» **PROBLEM**
The entries below should be output exactly as written.

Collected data
━━━━━━━━━━━━━━━━━━━━
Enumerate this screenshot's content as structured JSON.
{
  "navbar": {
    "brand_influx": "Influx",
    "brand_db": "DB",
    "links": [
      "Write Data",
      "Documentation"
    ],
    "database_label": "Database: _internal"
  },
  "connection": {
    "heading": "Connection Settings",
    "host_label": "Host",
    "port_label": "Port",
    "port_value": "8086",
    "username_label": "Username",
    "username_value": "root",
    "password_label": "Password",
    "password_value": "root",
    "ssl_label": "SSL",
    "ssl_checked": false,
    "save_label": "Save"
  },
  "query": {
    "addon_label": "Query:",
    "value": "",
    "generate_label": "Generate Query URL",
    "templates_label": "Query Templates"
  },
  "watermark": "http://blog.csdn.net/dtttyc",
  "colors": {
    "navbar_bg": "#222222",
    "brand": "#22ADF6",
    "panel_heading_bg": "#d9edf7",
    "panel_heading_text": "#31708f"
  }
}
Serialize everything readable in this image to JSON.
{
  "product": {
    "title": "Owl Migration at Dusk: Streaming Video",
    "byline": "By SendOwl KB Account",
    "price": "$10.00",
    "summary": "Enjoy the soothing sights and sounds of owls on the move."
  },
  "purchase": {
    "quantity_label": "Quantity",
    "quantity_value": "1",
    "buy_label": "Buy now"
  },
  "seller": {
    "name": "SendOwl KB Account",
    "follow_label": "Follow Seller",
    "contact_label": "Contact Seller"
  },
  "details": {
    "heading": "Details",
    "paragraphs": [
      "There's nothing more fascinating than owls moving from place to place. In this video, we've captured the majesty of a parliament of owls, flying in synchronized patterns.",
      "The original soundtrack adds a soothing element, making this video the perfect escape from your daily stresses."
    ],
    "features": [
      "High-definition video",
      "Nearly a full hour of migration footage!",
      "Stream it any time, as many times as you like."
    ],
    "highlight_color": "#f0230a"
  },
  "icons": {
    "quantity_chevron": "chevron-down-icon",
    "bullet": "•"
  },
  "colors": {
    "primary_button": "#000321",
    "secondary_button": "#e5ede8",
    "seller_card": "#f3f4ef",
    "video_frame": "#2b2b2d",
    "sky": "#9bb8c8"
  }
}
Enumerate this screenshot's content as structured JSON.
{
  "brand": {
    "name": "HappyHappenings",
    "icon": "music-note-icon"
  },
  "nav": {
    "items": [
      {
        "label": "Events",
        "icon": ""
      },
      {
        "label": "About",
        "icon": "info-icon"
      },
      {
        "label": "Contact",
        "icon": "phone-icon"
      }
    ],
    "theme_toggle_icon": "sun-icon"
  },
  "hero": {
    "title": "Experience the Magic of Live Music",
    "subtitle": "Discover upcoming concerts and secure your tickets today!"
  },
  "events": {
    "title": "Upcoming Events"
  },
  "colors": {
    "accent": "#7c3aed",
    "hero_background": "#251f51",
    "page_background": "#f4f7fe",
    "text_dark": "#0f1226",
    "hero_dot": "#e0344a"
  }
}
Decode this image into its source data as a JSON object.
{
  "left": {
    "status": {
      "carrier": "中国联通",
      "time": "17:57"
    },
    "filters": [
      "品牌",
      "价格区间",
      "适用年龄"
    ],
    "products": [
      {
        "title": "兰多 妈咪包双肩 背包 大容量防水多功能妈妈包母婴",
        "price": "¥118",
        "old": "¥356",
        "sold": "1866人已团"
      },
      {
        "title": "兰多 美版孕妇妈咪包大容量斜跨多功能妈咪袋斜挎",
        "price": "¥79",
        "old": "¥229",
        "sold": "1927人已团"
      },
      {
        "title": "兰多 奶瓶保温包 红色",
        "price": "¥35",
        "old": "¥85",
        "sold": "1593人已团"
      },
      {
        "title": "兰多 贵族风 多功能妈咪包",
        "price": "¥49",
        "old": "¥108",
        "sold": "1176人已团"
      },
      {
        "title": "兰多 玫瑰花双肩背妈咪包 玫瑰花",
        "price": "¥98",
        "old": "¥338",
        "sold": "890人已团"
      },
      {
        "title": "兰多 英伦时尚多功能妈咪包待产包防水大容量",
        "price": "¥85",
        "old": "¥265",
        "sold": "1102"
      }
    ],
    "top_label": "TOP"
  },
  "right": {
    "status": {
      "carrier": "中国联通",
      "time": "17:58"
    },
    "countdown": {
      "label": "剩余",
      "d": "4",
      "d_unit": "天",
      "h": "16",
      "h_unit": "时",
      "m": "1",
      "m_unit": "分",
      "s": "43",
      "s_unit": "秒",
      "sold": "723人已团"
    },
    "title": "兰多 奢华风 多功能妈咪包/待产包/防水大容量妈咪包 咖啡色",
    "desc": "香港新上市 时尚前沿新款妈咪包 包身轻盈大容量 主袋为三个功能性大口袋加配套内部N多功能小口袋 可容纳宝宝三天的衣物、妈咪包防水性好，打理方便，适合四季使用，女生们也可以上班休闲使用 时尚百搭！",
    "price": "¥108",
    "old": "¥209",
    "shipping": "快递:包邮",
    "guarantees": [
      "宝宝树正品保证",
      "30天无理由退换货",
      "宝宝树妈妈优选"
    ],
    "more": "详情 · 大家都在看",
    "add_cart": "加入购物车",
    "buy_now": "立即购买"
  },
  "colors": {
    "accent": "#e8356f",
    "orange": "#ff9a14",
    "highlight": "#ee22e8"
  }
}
━━━━━━━━━━━━━━━━━━━━
» **RESPONSE TO THIS TASK**
Enumerate this screenshot's content as structured JSON.
{
  "navbar": {
    "brand_influx": "Influx",
    "brand_db": "DB",
    "links": [
      "Write Data",
      "Documentation"
    ],
    "database_label": "Database: _internal"
  },
  "connection": {
    "heading": "Connection Settings",
    "host_label": "Host",
    "port_label": "Port",
    "port_value": "8086",
    "username_label": "Username",
    "username_value": "root",
    "password_label": "Password",
    "password_value": "root",
    "ssl_label": "SSL",
    "ssl_checked": false,
    "save_label": "Save"
  },
  "query": {
    "addon_label": "Query:",
    "value": "",
    "generate_label": "Generate Query URL",
    "templates_label": "Query Templates"
  },
  "watermark": "http://blog.csdn.net/dtttyc",
  "colors": {
    "navbar_bg": "#222222",
    "brand": "#22ADF6",
    "panel_heading_bg": "#d9edf7",
    "panel_heading_text": "#31708f"
  }
}
Serialize everything readable in this image to JSON.
{
  "product": {
    "title": "Owl Migration at Dusk: Streaming Video",
    "byline": "By SendOwl KB Account",
    "price": "$10.00",
    "summary": "Enjoy the soothing sights and sounds of owls on the move."
  },
  "purchase": {
    "quantity_label": "Quantity",
    "quantity_value": "1",
    "buy_label": "Buy now"
  },
  "seller": {
    "name": "SendOwl KB Account",
    "follow_label": "Follow Seller",
    "contact_label": "Contact Seller"
  },
  "details": {
    "heading": "Details",
    "paragraphs": [
      "There's nothing more fascinating than owls moving from place to place. In this video, we've captured the majesty of a parliament of owls, flying in synchronized patterns.",
      "The original soundtrack adds a soothing element, making this video the perfect escape from your daily stresses."
    ],
    "features": [
      "High-definition video",
      "Nearly a full hour of migration footage!",
      "Stream it any time, as many times as you like."
    ],
    "highlight_color": "#f0230a"
  },
  "icons": {
    "quantity_chevron": "chevron-down-icon",
    "bullet": "•"
  },
  "colors": {
    "primary_button": "#000321",
    "secondary_button": "#e5ede8",
    "seller_card": "#f3f4ef",
    "video_frame": "#2b2b2d",
    "sky": "#9bb8c8"
  }
}
Enumerate this screenshot's content as structured JSON.
{
  "brand": {
    "name": "HappyHappenings",
    "icon": "music-note-icon"
  },
  "nav": {
    "items": [
      {
        "label": "Events",
        "icon": ""
      },
      {
        "label": "About",
        "icon": "info-icon"
      },
      {
        "label": "Contact",
        "icon": "phone-icon"
      }
    ],
    "theme_toggle_icon": "sun-icon"
  },
  "hero": {
    "title": "Experience the Magic of Live Music",
    "subtitle": "Discover upcoming concerts and secure your tickets today!"
  },
  "events": {
    "title": "Upcoming Events"
  },
  "colors": {
    "accent": "#7c3aed",
    "hero_background": "#251f51",
    "page_background": "#f4f7fe",
    "text_dark": "#0f1226",
    "hero_dot": "#e0344a"
  }
}
Decode this image into its source data as a JSON object.
{
  "left": {
    "status": {
      "carrier": "中国联通",
      "time": "17:57"
    },
    "filters": [
      "品牌",
      "价格区间",
      "适用年龄"
    ],
    "products": [
      {
        "title": "兰多 妈咪包双肩 背包 大容量防水多功能妈妈包母婴",
        "price": "¥118",
        "old": "¥356",
        "sold": "1866人已团"
      },
      {
        "title": "兰多 美版孕妇妈咪包大容量斜跨多功能妈咪袋斜挎",
        "price": "¥79",
        "old": "¥229",
        "sold": "1927人已团"
      },
      {
        "title": "兰多 奶瓶保温包 红色",
        "price": "¥35",
        "old": "¥85",
        "sold": "1593人已团"
      },
      {
        "title": "兰多 贵族风 多功能妈咪包",
        "price": "¥49",
        "old": "¥108",
        "sold": "1176人已团"
      },
      {
        "title": "兰多 玫瑰花双肩背妈咪包 玫瑰花",
        "price": "¥98",
        "old": "¥338",
        "sold": "890人已团"
      },
      {
        "title": "兰多 英伦时尚多功能妈咪包待产包防水大容量",
        "price": "¥85",
        "old": "¥265",
        "sold": "1102"
      }
    ],
    "top_label": "TOP"
  },
  "right": {
    "status": {
      "carrier": "中国联通",
      "time": "17:58"
    },
    "countdown": {
      "label": "剩余",
      "d": "4",
      "d_unit": "天",
      "h": "16",
      "h_unit": "时",
      "m": "1",
      "m_unit": "分",
      "s": "43",
      "s_unit": "秒",
      "sold": "723人已团"
    },
    "title": "兰多 奢华风 多功能妈咪包/待产包/防水大容量妈咪包 咖啡色",
    "desc": "香港新上市 时尚前沿新款妈咪包 包身轻盈大容量 主袋为三个功能性大口袋加配套内部N多功能小口袋 可容纳宝宝三天的衣物、妈咪包防水性好，打理方便，适合四季使用，女生们也可以上班休闲使用 时尚百搭！",
    "price": "¥108",
    "old": "¥209",
    "shipping": "快递:包邮",
    "guarantees": [
      "宝宝树正品保证",
      "30天无理由退换货",
      "宝宝树妈妈优选"
    ],
    "more": "详情 · 大家都在看",
    "add_cart": "加入购物车",
    "buy_now": "立即购买"
  },
  "colors": {
    "accent": "#e8356f",
    "orange": "#ff9a14",
    "highlight": "#ee22e8"
  }
}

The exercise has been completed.